-- begin SUPPLIED MATERIAL --
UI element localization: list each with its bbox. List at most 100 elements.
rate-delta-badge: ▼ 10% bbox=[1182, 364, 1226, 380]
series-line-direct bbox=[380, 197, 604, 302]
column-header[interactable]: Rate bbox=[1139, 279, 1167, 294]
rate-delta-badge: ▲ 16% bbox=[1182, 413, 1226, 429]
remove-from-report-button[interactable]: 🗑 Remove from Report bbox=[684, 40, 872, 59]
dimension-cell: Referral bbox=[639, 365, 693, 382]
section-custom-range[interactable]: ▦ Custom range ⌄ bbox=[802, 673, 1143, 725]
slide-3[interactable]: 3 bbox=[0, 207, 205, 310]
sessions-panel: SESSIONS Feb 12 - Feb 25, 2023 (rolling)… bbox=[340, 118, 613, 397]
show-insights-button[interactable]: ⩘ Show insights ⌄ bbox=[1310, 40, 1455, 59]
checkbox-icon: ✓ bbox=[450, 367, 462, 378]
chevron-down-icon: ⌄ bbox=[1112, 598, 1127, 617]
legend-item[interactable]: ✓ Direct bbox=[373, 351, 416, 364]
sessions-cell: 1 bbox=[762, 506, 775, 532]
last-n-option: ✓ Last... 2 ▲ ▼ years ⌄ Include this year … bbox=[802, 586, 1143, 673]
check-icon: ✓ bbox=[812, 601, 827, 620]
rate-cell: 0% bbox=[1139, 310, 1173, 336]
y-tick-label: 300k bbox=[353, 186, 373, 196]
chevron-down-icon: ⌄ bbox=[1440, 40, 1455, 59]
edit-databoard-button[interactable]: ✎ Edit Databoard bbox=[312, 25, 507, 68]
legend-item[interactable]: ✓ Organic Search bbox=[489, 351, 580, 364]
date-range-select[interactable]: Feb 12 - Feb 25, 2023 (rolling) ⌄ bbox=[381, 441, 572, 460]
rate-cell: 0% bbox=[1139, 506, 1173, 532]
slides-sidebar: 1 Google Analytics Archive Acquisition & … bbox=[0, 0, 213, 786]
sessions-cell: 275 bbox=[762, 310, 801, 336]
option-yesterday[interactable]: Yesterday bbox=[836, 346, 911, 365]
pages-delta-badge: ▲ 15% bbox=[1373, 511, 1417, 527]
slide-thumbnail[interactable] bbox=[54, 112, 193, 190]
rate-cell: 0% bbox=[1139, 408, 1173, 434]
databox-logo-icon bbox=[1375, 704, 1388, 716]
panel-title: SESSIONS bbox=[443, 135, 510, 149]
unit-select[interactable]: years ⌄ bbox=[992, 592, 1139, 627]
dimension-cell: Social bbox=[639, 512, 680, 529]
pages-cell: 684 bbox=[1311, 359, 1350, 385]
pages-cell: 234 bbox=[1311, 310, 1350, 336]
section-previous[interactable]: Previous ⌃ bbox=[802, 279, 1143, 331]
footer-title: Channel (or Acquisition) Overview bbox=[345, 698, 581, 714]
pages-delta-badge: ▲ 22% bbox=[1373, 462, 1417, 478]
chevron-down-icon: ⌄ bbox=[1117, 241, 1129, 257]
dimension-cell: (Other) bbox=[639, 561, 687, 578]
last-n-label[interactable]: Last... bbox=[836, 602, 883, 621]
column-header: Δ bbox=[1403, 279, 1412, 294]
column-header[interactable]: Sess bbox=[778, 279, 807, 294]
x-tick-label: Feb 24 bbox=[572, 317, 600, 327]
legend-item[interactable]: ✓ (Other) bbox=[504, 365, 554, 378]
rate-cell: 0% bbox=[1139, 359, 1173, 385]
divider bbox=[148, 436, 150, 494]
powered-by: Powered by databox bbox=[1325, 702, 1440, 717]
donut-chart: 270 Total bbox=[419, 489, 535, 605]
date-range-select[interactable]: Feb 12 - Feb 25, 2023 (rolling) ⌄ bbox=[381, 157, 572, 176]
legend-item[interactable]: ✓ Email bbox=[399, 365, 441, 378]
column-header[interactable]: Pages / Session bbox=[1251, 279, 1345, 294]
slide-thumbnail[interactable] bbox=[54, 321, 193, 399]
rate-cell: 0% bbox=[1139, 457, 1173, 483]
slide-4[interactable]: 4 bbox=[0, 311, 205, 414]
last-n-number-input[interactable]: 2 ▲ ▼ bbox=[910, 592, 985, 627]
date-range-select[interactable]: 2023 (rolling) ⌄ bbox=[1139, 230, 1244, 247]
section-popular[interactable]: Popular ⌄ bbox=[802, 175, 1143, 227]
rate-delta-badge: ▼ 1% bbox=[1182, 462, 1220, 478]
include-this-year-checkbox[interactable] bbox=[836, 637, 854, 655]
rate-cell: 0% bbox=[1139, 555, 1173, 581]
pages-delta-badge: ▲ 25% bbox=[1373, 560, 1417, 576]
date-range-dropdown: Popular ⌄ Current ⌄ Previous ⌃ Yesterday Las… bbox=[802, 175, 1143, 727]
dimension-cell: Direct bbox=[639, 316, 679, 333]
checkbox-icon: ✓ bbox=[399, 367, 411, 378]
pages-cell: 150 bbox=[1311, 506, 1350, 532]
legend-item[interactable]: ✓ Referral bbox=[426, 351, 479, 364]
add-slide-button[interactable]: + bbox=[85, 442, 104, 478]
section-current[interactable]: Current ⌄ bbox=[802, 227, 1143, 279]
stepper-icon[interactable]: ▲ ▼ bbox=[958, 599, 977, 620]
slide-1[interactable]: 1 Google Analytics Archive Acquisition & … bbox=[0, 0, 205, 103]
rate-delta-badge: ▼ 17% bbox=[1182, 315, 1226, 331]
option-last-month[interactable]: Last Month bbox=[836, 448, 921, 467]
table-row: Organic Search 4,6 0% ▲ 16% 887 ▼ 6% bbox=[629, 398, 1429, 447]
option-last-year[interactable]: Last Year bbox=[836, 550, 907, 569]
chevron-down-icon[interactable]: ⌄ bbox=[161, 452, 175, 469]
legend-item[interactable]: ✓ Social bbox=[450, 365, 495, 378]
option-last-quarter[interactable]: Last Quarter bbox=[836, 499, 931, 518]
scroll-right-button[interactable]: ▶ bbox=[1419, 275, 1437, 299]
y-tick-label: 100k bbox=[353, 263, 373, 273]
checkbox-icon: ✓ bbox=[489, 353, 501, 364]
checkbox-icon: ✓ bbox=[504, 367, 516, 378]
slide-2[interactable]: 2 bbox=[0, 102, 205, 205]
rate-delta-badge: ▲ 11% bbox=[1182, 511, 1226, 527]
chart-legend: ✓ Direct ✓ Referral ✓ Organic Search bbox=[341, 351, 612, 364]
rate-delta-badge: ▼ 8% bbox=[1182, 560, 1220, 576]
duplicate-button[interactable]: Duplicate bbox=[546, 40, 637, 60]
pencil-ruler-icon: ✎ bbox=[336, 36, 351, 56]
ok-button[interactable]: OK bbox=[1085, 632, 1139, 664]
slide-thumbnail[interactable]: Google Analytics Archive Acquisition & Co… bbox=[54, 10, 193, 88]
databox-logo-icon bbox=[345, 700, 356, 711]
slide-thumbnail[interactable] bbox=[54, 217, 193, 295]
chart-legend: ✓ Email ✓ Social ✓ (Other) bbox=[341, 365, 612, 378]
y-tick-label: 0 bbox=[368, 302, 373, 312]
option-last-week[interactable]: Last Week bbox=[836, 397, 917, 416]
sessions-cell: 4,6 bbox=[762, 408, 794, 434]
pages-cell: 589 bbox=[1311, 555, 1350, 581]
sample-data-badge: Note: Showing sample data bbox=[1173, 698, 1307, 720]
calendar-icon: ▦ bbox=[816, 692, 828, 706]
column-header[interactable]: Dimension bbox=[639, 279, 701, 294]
-- end SUPPLIED MATERIAL --
REQUIRED WORK = Copy the lines above verbatim.

RESULT FOR THIS TASK =
UI element localization: list each with its bbox. List at most 100 elements.
rate-delta-badge: ▼ 10% bbox=[1182, 364, 1226, 380]
series-line-direct bbox=[380, 197, 604, 302]
column-header[interactable]: Rate bbox=[1139, 279, 1167, 294]
rate-delta-badge: ▲ 16% bbox=[1182, 413, 1226, 429]
remove-from-report-button[interactable]: 🗑 Remove from Report bbox=[684, 40, 872, 59]
dimension-cell: Referral bbox=[639, 365, 693, 382]
section-custom-range[interactable]: ▦ Custom range ⌄ bbox=[802, 673, 1143, 725]
slide-3[interactable]: 3 bbox=[0, 207, 205, 310]
sessions-panel: SESSIONS Feb 12 - Feb 25, 2023 (rolling)… bbox=[340, 118, 613, 397]
show-insights-button[interactable]: ⩘ Show insights ⌄ bbox=[1310, 40, 1455, 59]
checkbox-icon: ✓ bbox=[450, 367, 462, 378]
chevron-down-icon: ⌄ bbox=[1112, 598, 1127, 617]
legend-item[interactable]: ✓ Direct bbox=[373, 351, 416, 364]
sessions-cell: 1 bbox=[762, 506, 775, 532]
last-n-option: ✓ Last... 2 ▲ ▼ years ⌄ Include this year … bbox=[802, 586, 1143, 673]
check-icon: ✓ bbox=[812, 601, 827, 620]
rate-cell: 0% bbox=[1139, 310, 1173, 336]
y-tick-label: 300k bbox=[353, 186, 373, 196]
chevron-down-icon: ⌄ bbox=[1440, 40, 1455, 59]
edit-databoard-button[interactable]: ✎ Edit Databoard bbox=[312, 25, 507, 68]
legend-item[interactable]: ✓ Organic Search bbox=[489, 351, 580, 364]
date-range-select[interactable]: Feb 12 - Feb 25, 2023 (rolling) ⌄ bbox=[381, 441, 572, 460]
rate-cell: 0% bbox=[1139, 506, 1173, 532]
slides-sidebar: 1 Google Analytics Archive Acquisition & … bbox=[0, 0, 213, 786]
sessions-cell: 275 bbox=[762, 310, 801, 336]
option-yesterday[interactable]: Yesterday bbox=[836, 346, 911, 365]
pages-delta-badge: ▲ 15% bbox=[1373, 511, 1417, 527]
slide-thumbnail[interactable] bbox=[54, 112, 193, 190]
rate-cell: 0% bbox=[1139, 408, 1173, 434]
databox-logo-icon bbox=[1375, 704, 1388, 716]
panel-title: SESSIONS bbox=[443, 135, 510, 149]
unit-select[interactable]: years ⌄ bbox=[992, 592, 1139, 627]
dimension-cell: Social bbox=[639, 512, 680, 529]
pages-cell: 684 bbox=[1311, 359, 1350, 385]
pages-cell: 234 bbox=[1311, 310, 1350, 336]
section-previous[interactable]: Previous ⌃ bbox=[802, 279, 1143, 331]
footer-title: Channel (or Acquisition) Overview bbox=[345, 698, 581, 714]
pages-delta-badge: ▲ 22% bbox=[1373, 462, 1417, 478]
chevron-down-icon: ⌄ bbox=[1117, 241, 1129, 257]
dimension-cell: (Other) bbox=[639, 561, 687, 578]
last-n-label[interactable]: Last... bbox=[836, 602, 883, 621]
column-header: Δ bbox=[1403, 279, 1412, 294]
column-header[interactable]: Sess bbox=[778, 279, 807, 294]
x-tick-label: Feb 24 bbox=[572, 317, 600, 327]
legend-item[interactable]: ✓ (Other) bbox=[504, 365, 554, 378]
rate-cell: 0% bbox=[1139, 359, 1173, 385]
divider bbox=[148, 436, 150, 494]
powered-by: Powered by databox bbox=[1325, 702, 1440, 717]
donut-chart: 270 Total bbox=[419, 489, 535, 605]
date-range-select[interactable]: Feb 12 - Feb 25, 2023 (rolling) ⌄ bbox=[381, 157, 572, 176]
legend-item[interactable]: ✓ Email bbox=[399, 365, 441, 378]
column-header[interactable]: Pages / Session bbox=[1251, 279, 1345, 294]
slide-thumbnail[interactable] bbox=[54, 321, 193, 399]
rate-cell: 0% bbox=[1139, 457, 1173, 483]
slide-4[interactable]: 4 bbox=[0, 311, 205, 414]
last-n-number-input[interactable]: 2 ▲ ▼ bbox=[910, 592, 985, 627]
date-range-select[interactable]: 2023 (rolling) ⌄ bbox=[1139, 230, 1244, 247]
section-popular[interactable]: Popular ⌄ bbox=[802, 175, 1143, 227]
rate-delta-badge: ▼ 1% bbox=[1182, 462, 1220, 478]
include-this-year-checkbox[interactable] bbox=[836, 637, 854, 655]
rate-cell: 0% bbox=[1139, 555, 1173, 581]
pages-delta-badge: ▲ 25% bbox=[1373, 560, 1417, 576]
date-range-dropdown: Popular ⌄ Current ⌄ Previous ⌃ Yesterday Las… bbox=[802, 175, 1143, 727]
dimension-cell: Direct bbox=[639, 316, 679, 333]
checkbox-icon: ✓ bbox=[399, 367, 411, 378]
pages-cell: 150 bbox=[1311, 506, 1350, 532]
legend-item[interactable]: ✓ Referral bbox=[426, 351, 479, 364]
add-slide-button[interactable]: + bbox=[85, 442, 104, 478]
section-current[interactable]: Current ⌄ bbox=[802, 227, 1143, 279]
stepper-icon[interactable]: ▲ ▼ bbox=[958, 599, 977, 620]
slide-1[interactable]: 1 Google Analytics Archive Acquisition & … bbox=[0, 0, 205, 103]
rate-delta-badge: ▼ 17% bbox=[1182, 315, 1226, 331]
option-last-month[interactable]: Last Month bbox=[836, 448, 921, 467]
table-row: Organic Search 4,6 0% ▲ 16% 887 ▼ 6% bbox=[629, 398, 1429, 447]
option-last-year[interactable]: Last Year bbox=[836, 550, 907, 569]
chevron-down-icon[interactable]: ⌄ bbox=[161, 452, 175, 469]
legend-item[interactable]: ✓ Social bbox=[450, 365, 495, 378]
option-last-quarter[interactable]: Last Quarter bbox=[836, 499, 931, 518]
scroll-right-button[interactable]: ▶ bbox=[1419, 275, 1437, 299]
y-tick-label: 100k bbox=[353, 263, 373, 273]
checkbox-icon: ✓ bbox=[489, 353, 501, 364]
checkbox-icon: ✓ bbox=[504, 367, 516, 378]
slide-2[interactable]: 2 bbox=[0, 102, 205, 205]
rate-delta-badge: ▲ 11% bbox=[1182, 511, 1226, 527]
chart-legend: ✓ Direct ✓ Referral ✓ Organic Search bbox=[341, 351, 612, 364]
rate-delta-badge: ▼ 8% bbox=[1182, 560, 1220, 576]
duplicate-button[interactable]: Duplicate bbox=[546, 40, 637, 60]
pencil-ruler-icon: ✎ bbox=[336, 36, 351, 56]
ok-button[interactable]: OK bbox=[1085, 632, 1139, 664]
slide-thumbnail[interactable]: Google Analytics Archive Acquisition & Co… bbox=[54, 10, 193, 88]
databox-logo-icon bbox=[345, 700, 356, 711]
slide-thumbnail[interactable] bbox=[54, 217, 193, 295]
chart-legend: ✓ Email ✓ Social ✓ (Other) bbox=[341, 365, 612, 378]
y-tick-label: 0 bbox=[368, 302, 373, 312]
option-last-week[interactable]: Last Week bbox=[836, 397, 917, 416]
sessions-cell: 4,6 bbox=[762, 408, 794, 434]
pages-cell: 589 bbox=[1311, 555, 1350, 581]
sample-data-badge: Note: Showing sample data bbox=[1173, 698, 1307, 720]
calendar-icon: ▦ bbox=[816, 692, 828, 706]
column-header[interactable]: Dimension bbox=[639, 279, 701, 294]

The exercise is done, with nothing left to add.